Exercise brief
Please determine how many lines of the material include the word "преференция", and respond with nothing but that number.

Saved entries
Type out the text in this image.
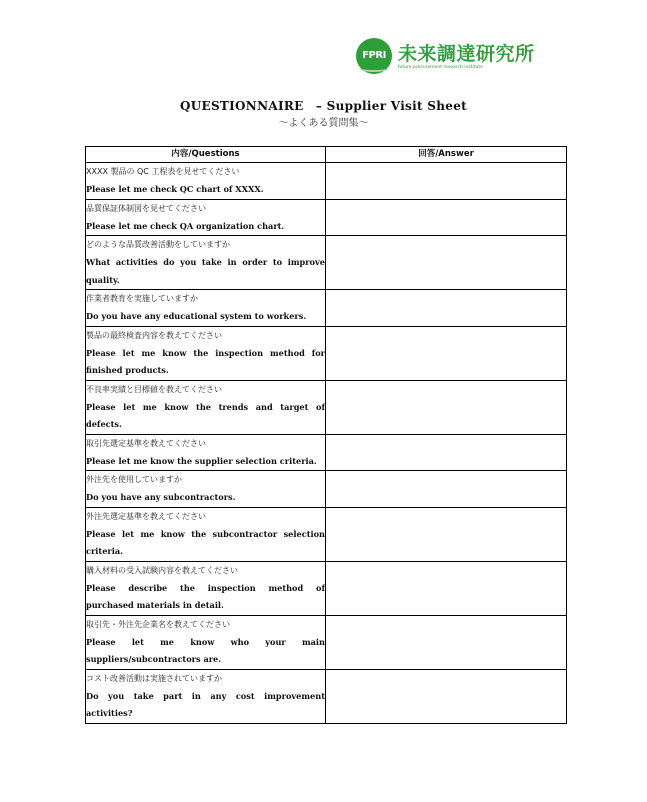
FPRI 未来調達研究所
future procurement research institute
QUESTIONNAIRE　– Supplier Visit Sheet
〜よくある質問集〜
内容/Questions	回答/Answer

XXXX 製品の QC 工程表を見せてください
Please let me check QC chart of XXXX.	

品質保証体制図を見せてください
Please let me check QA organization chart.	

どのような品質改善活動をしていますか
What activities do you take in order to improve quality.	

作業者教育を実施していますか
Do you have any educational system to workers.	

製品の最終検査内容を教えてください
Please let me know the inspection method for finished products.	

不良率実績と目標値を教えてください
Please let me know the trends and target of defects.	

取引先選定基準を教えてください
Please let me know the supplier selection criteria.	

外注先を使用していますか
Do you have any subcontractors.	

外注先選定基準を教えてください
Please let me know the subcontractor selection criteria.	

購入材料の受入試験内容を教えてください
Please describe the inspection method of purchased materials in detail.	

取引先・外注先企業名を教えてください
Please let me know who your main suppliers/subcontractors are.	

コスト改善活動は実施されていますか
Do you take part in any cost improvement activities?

==

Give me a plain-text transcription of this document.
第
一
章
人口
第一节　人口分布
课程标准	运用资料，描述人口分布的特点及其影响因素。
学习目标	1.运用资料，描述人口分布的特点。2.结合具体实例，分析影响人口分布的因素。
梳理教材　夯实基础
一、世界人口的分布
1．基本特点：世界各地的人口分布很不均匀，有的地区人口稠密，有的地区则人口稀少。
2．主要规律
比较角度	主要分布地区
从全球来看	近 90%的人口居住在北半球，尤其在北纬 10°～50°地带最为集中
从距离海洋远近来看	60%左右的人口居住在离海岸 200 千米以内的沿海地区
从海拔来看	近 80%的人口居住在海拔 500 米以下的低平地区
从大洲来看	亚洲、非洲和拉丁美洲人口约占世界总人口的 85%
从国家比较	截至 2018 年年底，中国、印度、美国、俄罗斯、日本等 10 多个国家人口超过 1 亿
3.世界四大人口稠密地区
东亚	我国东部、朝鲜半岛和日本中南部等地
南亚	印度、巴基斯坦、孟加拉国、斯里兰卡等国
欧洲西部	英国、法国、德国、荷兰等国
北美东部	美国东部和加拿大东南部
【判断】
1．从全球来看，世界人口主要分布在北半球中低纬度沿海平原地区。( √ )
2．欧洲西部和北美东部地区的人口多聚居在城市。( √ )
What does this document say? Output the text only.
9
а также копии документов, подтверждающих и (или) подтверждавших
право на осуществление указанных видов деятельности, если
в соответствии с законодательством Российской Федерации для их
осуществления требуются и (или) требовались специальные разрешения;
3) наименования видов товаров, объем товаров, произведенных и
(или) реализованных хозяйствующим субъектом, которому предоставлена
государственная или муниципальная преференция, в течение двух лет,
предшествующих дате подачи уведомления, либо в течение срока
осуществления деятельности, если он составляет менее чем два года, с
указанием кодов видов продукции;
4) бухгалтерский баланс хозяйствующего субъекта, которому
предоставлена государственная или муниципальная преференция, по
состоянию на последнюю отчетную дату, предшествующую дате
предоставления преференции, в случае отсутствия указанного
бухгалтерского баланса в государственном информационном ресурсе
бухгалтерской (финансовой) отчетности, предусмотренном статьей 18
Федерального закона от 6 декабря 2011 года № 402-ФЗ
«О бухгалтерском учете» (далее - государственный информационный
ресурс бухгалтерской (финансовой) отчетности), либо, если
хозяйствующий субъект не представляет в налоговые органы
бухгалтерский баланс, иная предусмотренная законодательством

Task solution
2